## WHAT YOU WILL DO
Count every line in the data below where "Channel" occurs, then state that number and nothing more.

## DATASET EXTRACT

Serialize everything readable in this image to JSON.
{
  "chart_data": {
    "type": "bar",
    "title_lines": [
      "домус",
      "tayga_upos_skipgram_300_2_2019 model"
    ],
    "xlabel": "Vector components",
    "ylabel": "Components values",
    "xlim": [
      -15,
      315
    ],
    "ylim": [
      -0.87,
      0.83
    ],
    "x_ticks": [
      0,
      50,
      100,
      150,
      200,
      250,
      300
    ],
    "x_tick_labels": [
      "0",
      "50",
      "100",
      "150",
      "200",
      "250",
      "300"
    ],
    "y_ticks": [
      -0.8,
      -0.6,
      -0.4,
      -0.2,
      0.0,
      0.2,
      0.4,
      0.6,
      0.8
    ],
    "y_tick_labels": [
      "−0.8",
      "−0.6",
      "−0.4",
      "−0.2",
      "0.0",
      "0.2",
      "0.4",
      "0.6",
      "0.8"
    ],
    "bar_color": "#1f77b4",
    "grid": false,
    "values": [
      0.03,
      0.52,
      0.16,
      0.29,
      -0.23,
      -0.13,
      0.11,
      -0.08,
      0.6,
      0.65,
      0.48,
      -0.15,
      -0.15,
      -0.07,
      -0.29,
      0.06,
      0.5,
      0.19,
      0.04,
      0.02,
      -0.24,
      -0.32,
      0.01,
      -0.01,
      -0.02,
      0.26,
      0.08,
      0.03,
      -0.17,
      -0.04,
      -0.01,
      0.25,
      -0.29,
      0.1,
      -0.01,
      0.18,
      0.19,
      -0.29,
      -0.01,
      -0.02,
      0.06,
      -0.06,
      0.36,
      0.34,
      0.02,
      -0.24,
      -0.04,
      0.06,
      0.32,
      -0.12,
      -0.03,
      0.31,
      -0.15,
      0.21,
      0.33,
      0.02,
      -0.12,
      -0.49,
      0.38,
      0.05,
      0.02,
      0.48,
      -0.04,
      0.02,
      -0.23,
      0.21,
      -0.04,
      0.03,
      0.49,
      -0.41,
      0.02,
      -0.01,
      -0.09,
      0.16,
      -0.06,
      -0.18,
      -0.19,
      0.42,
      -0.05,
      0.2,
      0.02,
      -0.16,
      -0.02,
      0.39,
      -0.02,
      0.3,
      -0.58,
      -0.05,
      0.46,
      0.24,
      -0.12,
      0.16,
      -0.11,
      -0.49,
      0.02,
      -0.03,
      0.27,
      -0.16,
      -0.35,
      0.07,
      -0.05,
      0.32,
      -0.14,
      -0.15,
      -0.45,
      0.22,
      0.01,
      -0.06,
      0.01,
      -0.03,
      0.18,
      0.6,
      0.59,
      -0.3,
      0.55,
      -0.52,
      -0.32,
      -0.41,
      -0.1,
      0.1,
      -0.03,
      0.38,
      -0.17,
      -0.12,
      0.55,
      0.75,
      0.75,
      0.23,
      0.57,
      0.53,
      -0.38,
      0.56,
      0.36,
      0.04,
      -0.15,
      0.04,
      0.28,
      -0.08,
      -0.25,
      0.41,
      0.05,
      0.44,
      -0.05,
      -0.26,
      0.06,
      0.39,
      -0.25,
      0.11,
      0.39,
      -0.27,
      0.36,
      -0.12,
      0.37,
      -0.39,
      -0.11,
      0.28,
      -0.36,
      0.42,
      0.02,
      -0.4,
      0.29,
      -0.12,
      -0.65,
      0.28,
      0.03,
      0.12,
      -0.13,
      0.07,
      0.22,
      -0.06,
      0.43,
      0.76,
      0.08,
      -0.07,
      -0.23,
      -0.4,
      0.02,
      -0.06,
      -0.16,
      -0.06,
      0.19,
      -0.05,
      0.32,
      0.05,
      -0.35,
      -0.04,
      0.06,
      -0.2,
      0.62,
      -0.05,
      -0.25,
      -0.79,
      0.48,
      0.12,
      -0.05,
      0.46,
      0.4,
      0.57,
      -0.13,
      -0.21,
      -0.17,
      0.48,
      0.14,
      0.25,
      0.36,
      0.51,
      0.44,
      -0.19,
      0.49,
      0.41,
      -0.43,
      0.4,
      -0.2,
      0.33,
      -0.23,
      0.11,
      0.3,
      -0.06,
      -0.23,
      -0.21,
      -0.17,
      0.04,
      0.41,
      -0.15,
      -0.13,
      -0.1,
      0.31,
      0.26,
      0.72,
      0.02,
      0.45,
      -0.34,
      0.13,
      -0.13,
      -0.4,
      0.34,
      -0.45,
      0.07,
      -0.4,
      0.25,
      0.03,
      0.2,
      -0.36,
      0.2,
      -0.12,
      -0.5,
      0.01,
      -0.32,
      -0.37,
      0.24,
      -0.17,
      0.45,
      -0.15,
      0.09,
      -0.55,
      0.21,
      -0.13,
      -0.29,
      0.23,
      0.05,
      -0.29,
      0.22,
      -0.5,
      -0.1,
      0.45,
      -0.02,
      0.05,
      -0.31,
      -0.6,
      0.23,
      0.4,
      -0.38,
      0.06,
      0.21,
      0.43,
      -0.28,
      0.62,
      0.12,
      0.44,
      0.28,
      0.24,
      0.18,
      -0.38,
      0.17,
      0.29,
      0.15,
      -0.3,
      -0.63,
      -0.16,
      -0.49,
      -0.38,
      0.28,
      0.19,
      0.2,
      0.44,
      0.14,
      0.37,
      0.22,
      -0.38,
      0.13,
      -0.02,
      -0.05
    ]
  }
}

* * *

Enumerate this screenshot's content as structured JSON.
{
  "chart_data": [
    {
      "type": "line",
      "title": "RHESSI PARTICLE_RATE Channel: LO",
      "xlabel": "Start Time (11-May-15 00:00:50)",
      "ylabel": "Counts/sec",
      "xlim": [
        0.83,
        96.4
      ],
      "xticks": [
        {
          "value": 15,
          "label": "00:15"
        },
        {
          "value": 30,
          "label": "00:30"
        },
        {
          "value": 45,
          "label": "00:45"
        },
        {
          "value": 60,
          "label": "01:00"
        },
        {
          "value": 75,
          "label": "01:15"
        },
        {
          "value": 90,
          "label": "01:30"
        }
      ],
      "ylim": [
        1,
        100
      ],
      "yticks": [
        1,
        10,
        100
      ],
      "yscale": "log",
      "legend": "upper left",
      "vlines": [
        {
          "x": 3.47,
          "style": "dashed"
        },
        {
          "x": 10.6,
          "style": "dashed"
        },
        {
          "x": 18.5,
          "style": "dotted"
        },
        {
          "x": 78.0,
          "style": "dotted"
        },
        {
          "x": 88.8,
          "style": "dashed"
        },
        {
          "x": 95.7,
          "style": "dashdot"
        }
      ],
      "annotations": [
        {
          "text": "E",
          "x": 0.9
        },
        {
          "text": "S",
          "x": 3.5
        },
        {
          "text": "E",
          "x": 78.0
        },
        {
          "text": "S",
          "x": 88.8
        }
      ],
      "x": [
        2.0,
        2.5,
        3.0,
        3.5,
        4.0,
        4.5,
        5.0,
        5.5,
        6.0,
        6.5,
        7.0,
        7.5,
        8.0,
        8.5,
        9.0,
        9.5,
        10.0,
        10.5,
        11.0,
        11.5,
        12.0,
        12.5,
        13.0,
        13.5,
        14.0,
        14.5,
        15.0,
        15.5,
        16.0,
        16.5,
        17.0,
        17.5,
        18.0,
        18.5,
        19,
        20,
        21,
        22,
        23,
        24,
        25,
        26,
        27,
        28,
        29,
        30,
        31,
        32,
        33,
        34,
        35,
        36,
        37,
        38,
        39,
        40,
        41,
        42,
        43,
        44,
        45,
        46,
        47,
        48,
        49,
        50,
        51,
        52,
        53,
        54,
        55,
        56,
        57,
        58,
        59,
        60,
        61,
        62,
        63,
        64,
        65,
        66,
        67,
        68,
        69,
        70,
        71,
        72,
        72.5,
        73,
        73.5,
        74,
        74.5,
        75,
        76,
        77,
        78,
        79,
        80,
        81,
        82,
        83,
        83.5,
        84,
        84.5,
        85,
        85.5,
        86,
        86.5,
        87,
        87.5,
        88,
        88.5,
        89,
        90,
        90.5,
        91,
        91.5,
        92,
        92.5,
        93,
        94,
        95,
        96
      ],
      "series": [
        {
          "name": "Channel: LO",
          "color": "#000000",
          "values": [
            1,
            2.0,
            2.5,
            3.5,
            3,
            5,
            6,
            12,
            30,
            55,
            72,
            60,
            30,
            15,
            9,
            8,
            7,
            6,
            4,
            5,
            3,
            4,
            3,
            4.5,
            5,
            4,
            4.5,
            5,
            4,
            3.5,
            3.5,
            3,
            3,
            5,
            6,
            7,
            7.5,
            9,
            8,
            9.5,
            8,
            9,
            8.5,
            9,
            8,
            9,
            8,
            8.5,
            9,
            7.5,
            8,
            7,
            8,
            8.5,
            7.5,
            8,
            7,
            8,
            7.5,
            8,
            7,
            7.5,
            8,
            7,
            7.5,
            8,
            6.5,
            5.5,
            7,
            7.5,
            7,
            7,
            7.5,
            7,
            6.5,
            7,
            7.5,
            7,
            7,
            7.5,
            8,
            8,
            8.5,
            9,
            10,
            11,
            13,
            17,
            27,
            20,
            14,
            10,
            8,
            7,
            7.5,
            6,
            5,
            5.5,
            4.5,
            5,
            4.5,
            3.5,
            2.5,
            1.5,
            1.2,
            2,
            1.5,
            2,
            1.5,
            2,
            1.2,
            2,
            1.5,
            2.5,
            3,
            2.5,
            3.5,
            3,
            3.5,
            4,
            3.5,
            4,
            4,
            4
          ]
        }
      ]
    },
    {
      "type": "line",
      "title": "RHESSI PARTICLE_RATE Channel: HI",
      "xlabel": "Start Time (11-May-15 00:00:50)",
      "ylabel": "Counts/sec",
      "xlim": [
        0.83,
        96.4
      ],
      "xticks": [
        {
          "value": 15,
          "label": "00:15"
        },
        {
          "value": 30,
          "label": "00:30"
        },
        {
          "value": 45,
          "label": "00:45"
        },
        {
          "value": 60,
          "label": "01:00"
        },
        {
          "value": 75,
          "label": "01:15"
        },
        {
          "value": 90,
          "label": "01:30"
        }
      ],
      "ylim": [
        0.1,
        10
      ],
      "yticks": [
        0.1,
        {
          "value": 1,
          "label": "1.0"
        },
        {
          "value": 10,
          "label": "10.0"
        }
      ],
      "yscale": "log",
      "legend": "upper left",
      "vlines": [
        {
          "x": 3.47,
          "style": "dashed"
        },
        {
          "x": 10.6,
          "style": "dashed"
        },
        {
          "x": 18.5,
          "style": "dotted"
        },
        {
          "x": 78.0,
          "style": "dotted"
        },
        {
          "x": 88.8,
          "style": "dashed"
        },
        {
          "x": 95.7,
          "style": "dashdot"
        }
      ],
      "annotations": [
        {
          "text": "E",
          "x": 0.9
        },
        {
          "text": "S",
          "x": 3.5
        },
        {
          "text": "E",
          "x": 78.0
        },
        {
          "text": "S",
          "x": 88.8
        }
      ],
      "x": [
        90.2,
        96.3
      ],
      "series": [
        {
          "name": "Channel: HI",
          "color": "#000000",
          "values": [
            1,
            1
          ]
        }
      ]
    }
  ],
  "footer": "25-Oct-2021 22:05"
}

## RESULT OF THIS EXERCISE
4